Transcreva sem nenhuma alteração as linhas dos dados, do início até a linha que contém "x-tick-label: 0 — [240, 1101, 278, 1171]", incluindo esta última.

• _Itens armazenados do conjunto de dados_
·····

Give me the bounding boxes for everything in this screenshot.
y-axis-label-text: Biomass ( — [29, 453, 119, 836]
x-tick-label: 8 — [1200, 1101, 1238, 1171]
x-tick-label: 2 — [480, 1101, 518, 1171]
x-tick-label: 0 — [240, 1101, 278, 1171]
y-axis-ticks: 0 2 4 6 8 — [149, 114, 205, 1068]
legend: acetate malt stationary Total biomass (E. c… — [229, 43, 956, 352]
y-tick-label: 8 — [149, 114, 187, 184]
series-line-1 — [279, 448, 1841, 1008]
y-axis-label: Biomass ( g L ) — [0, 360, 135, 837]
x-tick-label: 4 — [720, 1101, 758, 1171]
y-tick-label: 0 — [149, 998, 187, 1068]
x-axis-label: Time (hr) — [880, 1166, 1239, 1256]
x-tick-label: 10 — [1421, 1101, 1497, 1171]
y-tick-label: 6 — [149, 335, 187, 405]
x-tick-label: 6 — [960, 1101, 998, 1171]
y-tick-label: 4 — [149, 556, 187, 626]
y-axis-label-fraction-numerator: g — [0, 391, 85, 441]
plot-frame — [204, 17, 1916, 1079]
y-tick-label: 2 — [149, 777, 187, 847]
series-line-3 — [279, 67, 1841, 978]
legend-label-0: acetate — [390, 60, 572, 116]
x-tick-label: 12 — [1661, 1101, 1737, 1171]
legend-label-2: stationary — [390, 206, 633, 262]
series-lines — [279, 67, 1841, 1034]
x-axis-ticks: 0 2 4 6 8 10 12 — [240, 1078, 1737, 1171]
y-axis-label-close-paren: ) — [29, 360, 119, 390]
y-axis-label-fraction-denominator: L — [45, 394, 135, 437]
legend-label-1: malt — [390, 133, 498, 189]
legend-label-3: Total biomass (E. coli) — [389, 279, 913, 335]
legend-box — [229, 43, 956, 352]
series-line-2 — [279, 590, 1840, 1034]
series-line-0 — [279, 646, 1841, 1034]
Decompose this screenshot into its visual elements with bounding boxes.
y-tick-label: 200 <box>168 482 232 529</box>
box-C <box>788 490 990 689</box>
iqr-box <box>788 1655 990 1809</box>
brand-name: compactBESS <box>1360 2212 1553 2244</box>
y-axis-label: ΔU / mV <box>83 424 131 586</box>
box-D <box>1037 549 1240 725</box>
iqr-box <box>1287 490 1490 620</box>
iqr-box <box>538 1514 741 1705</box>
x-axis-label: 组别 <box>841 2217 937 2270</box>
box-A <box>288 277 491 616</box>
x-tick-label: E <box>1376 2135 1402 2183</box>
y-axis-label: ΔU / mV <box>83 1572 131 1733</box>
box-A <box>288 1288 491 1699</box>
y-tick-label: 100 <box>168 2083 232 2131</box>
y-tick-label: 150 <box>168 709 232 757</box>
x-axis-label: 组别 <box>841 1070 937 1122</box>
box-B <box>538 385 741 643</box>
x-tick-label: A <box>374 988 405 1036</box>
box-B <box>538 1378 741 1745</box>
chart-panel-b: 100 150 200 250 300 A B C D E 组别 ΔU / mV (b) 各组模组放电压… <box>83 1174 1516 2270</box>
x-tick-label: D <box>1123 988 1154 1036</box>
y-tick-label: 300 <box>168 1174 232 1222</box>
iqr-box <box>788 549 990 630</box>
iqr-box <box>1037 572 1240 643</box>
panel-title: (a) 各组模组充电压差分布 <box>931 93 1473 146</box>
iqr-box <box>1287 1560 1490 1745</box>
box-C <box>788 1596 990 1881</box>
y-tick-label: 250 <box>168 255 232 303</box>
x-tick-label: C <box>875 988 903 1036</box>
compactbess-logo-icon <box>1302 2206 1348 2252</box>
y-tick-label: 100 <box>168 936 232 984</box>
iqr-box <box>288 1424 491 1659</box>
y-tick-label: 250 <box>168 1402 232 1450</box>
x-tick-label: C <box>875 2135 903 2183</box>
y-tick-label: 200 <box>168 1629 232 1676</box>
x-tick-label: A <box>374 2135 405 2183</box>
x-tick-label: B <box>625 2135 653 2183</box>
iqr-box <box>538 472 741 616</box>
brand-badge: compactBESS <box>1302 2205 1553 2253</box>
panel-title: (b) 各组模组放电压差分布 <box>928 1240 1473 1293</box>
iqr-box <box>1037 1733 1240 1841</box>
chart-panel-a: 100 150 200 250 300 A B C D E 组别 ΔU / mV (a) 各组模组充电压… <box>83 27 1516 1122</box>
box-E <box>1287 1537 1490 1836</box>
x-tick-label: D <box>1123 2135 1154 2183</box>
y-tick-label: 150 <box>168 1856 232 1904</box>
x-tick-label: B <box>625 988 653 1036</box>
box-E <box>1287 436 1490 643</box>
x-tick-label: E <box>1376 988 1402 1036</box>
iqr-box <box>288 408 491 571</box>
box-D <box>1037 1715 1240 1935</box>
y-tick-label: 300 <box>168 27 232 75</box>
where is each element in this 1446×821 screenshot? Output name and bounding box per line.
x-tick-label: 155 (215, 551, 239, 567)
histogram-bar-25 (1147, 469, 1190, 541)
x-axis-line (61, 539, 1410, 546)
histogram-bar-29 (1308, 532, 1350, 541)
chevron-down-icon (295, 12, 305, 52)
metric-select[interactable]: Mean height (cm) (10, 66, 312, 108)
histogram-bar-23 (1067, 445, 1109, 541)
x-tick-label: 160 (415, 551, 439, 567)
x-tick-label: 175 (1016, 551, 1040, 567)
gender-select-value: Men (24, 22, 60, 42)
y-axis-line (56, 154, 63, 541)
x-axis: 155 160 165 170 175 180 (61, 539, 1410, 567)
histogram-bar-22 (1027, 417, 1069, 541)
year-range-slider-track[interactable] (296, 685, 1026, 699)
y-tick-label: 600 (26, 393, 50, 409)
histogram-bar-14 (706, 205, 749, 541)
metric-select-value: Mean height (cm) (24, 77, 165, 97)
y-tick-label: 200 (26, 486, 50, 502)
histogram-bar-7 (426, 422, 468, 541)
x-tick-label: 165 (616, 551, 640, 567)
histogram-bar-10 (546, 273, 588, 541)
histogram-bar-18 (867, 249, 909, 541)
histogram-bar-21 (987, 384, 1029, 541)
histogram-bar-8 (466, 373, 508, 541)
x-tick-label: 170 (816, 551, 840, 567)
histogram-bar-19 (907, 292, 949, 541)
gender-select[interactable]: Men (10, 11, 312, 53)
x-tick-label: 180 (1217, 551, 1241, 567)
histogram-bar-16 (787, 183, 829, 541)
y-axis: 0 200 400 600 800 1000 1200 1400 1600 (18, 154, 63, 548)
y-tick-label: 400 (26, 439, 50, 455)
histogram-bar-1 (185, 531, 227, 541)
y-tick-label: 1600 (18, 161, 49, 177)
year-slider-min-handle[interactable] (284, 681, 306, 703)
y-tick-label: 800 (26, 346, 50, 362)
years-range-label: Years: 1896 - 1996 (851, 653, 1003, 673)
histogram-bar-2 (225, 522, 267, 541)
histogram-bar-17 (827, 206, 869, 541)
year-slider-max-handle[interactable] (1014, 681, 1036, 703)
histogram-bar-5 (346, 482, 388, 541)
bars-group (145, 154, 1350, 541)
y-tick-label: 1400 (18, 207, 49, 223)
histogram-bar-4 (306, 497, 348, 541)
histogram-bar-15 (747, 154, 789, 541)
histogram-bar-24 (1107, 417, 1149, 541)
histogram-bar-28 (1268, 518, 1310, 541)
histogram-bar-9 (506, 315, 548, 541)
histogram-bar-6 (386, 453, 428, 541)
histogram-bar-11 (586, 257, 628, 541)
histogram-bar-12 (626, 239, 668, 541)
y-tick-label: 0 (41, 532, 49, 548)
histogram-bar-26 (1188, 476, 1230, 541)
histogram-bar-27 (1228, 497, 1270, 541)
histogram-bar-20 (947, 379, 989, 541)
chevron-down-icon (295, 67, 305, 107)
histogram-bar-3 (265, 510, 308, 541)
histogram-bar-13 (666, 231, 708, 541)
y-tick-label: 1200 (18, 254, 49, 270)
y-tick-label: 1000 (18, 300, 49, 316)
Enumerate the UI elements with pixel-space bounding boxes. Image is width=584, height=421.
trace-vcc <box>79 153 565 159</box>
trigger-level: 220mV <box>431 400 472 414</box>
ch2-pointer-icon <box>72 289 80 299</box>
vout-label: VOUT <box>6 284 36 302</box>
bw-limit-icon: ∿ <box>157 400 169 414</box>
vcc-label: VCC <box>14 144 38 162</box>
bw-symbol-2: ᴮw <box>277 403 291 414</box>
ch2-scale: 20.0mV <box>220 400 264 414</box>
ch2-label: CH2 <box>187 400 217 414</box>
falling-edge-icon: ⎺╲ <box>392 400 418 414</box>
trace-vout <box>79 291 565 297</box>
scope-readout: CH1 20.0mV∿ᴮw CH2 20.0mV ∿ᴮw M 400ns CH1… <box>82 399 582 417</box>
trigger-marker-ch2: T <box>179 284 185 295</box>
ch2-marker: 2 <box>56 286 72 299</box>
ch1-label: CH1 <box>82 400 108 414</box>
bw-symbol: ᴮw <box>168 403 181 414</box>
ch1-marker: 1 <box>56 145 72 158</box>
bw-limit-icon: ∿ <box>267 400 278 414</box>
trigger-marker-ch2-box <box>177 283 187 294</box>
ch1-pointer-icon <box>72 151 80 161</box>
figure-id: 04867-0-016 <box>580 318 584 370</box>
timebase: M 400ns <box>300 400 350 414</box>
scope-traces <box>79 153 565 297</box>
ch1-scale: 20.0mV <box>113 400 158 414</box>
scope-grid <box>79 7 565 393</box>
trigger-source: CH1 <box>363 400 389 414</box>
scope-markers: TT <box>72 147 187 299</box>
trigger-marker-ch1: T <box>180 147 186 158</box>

·····

• _Solução_
Give me the bounding boxes for everything in this screenshot.
y-axis-label-text: Biomass ( — [29, 453, 119, 836]
x-tick-label: 8 — [1200, 1101, 1238, 1171]
x-tick-label: 2 — [480, 1101, 518, 1171]
x-tick-label: 0 — [240, 1101, 278, 1171]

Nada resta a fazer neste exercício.